:: TAREFA A ::
Segundo a reportagem sobre o Titanic, por volta de que horas o navio afundou?
:: TAREFA B ::
Transcreva da reportagem sobre o Titanic o trecho que começa em "Navio se partiu" e termina em "emocionante no filme.".

:: TRECHO DO DOCUMENTO ::
○ ○ ○ ○ ○ ○ ○
O que é verdade e mentira sobre naufrágio do Titanic, que ocorreu há 112 anos

Publicado em 15/04/2026, às 22h39
Atlantic Productions Magellan
Atlantic Productions Magellan

Por O Tempo

O naufrágio do RMS Titanic, que ocorreu em 1912 após colidir com um iceberg, resultou na morte de mais de 1.500 pessoas e continua a ser um tema de interesse, especialmente após a popularização do evento pelo filme de James Cameron.

O filme retrata com precisão vários aspectos do desastre, como o horário do afundamento, a divisão do navio e personagens inspirados em pessoas reais, embora inclua elementos fictícios, como o romance entre Jack e Rose.

Embora o Titanic nunca tenha sido oficialmente chamado de 'inafundável', a tragédia gerou mitos e adaptações, e estudos recentes corrigem algumas representações, como a inclinação do navio no momento da ruptura.

Resumo gerado por IA

O naufrágio do RMS Titanic completa mais um aniversário nesta quarta-feira (15/4). O transatlântico britânico afundou por volta das 2h20 de 1912, após colidir com um iceberg no Oceano Atlântico Norte, deixando mais de 1.500 mortos durante sua viagem inaugural de Southampton para Nova York.

Mais de um século depois, a tragédia ainda desperta curiosidade, inclusive de pessoas que investem grandes quantias para tentar visitar os destroços, o que acabou em desastre no caso do Titan. Parte dessa história foi popularizada no cinema por James Cameron, diretor do filme Titanic, que realizou dezenas de expedições ao local do naufrágio.

A seguir, veja o que é verdade e o que é mito sobre o desastre e a representação no cinema:

O que o filme acertou

Horário e detalhes visuais

Cenas do filme fazem referência ao horário real do afundamento, incluindo o momento em que a água já domina grande parte do navio. Há também recriações inspiradas em registros reais, como a imagem de um menino brincando no deck, baseada em uma fotografia tirada por um passageiro.

Navio se partiu ao meio

Estudos confirmam que o Titanic realmente se dividiu em duas partes antes de afundar completamente. A popa já estava parcialmente submersa quando ocorreu a ruptura, como mostrado no filme, embora com algumas diferenças.

Personagens inspirados em pessoas reais

A socialite Margaret Brown, retratada como Molly Brown, realmente ajudou passageiros a embarcar nos botes e incentivou o retorno para resgatar mais pessoas. Outro caso marcante é o do empresário Isidor Straus e da esposa Ida Straus, que decidiram permanecer juntos no navio, cena reproduzida de forma emocionante no filme.
○ ○ ○ ○ ○ ○ ○
:: DADOS FORNECIDOS ::

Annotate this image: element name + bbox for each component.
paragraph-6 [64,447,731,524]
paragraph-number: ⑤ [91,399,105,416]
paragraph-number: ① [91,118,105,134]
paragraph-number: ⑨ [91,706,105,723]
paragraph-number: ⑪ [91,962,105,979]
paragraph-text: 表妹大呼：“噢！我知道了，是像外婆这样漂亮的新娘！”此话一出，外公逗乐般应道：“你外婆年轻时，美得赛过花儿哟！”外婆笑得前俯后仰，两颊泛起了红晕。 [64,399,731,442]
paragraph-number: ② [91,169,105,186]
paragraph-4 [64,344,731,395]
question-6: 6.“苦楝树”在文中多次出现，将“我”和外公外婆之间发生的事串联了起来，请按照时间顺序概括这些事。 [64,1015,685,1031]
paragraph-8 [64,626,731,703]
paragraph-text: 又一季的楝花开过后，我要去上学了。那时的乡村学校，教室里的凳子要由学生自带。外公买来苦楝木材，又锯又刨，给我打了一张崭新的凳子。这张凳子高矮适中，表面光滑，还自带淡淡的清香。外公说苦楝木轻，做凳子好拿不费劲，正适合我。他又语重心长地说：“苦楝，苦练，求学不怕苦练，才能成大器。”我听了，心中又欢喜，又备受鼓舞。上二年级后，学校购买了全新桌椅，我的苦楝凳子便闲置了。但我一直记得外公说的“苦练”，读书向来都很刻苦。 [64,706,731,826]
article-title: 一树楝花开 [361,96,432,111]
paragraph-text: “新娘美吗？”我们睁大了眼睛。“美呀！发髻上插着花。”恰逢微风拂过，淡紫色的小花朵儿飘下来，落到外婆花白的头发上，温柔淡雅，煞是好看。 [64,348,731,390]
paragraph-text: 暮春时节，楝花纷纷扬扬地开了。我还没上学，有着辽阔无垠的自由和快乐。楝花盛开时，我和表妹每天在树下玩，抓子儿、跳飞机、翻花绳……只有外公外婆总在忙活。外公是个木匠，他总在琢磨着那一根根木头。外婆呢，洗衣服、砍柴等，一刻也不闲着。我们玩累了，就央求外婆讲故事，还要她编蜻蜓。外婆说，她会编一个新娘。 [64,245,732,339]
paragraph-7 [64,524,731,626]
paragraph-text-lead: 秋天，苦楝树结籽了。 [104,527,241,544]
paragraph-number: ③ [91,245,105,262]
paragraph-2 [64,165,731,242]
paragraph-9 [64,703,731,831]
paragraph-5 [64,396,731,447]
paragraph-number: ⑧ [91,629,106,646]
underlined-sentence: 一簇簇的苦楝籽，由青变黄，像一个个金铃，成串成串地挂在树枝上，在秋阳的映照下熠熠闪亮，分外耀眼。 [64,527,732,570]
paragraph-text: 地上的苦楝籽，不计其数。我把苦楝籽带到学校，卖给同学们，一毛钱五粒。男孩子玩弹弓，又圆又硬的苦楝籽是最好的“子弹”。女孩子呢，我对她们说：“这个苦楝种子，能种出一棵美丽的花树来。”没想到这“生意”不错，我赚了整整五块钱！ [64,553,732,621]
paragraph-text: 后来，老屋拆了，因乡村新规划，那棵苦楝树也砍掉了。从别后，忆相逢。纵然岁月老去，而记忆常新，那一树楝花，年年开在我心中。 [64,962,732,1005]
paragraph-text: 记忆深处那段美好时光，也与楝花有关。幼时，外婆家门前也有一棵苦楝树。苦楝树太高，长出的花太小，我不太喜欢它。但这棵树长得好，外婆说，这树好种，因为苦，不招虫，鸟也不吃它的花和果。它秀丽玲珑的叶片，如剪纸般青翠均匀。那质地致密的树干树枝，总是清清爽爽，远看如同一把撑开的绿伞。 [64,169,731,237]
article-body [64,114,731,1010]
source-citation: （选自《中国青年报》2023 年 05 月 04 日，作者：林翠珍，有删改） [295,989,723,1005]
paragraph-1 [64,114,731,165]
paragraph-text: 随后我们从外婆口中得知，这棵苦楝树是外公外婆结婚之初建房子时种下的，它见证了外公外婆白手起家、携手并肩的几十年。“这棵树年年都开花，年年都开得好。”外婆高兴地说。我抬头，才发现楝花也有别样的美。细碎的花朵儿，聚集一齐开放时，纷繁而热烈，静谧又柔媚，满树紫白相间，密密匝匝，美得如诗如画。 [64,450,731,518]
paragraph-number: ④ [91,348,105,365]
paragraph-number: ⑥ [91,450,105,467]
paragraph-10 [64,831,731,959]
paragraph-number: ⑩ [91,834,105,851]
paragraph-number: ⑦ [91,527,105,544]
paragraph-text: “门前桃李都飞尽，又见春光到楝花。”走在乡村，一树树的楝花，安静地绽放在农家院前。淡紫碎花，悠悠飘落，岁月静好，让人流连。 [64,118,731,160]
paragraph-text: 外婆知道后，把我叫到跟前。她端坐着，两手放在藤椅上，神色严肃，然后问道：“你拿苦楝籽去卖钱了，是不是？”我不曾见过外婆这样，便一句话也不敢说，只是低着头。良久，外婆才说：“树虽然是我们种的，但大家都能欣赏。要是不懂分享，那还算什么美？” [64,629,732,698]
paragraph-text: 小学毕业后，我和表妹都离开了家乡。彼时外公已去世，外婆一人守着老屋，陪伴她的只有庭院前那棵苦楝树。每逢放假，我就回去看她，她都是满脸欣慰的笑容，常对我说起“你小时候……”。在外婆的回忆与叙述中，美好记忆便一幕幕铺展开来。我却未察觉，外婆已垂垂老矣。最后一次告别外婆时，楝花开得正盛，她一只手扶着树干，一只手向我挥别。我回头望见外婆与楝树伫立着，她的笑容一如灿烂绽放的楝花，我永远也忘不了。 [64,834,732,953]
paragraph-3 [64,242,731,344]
○ ○ ○ ○ ○ ○ ○
:: RESPOSTA A ::
Por volta das 2h20.

:: RESPOSTA B ::
Navio se partiu ao meio

Estudos confirmam que o Titanic realmente se dividiu em duas partes antes de afundar completamente. A popa já estava parcialmente submersa quando ocorreu a ruptura, como mostrado no filme, embora com algumas diferenças.

Personagens inspirados em pessoas reais

A socialite Margaret Brown, retratada como Molly Brown, realmente ajudou passageiros a embarcar nos botes e incentivou o retorno para resgatar mais pessoas. Outro caso marcante é o do empresário Isidor Straus e da esposa Ida Straus, que decidiram permanecer juntos no navio, cena reproduzida de forma emocionante no filme.